— Begin —

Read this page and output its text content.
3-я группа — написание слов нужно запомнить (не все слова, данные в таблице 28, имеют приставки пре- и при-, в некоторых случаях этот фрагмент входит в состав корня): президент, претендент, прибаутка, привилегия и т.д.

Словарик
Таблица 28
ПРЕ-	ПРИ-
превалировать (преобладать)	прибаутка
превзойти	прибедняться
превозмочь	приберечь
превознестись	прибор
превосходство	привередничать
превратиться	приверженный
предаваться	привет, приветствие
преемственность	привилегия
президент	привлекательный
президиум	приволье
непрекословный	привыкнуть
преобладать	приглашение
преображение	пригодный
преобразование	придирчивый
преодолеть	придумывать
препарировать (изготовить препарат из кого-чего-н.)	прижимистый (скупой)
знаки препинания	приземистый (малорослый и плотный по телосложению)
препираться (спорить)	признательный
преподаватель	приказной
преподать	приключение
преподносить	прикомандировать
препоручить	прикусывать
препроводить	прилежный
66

— End —

◆ Instructions to follow: Pick out each line above that includes "привилегия" and show it.

◆ Result of the task:
3-я группа — написание слов нужно запомнить (не все слова, данные в таблице 28, имеют приставки пре- и при-, в некоторых случаях этот фрагмент входит в состав корня): президент, претендент, прибаутка, привилегия и т.д.
преемственность	привилегия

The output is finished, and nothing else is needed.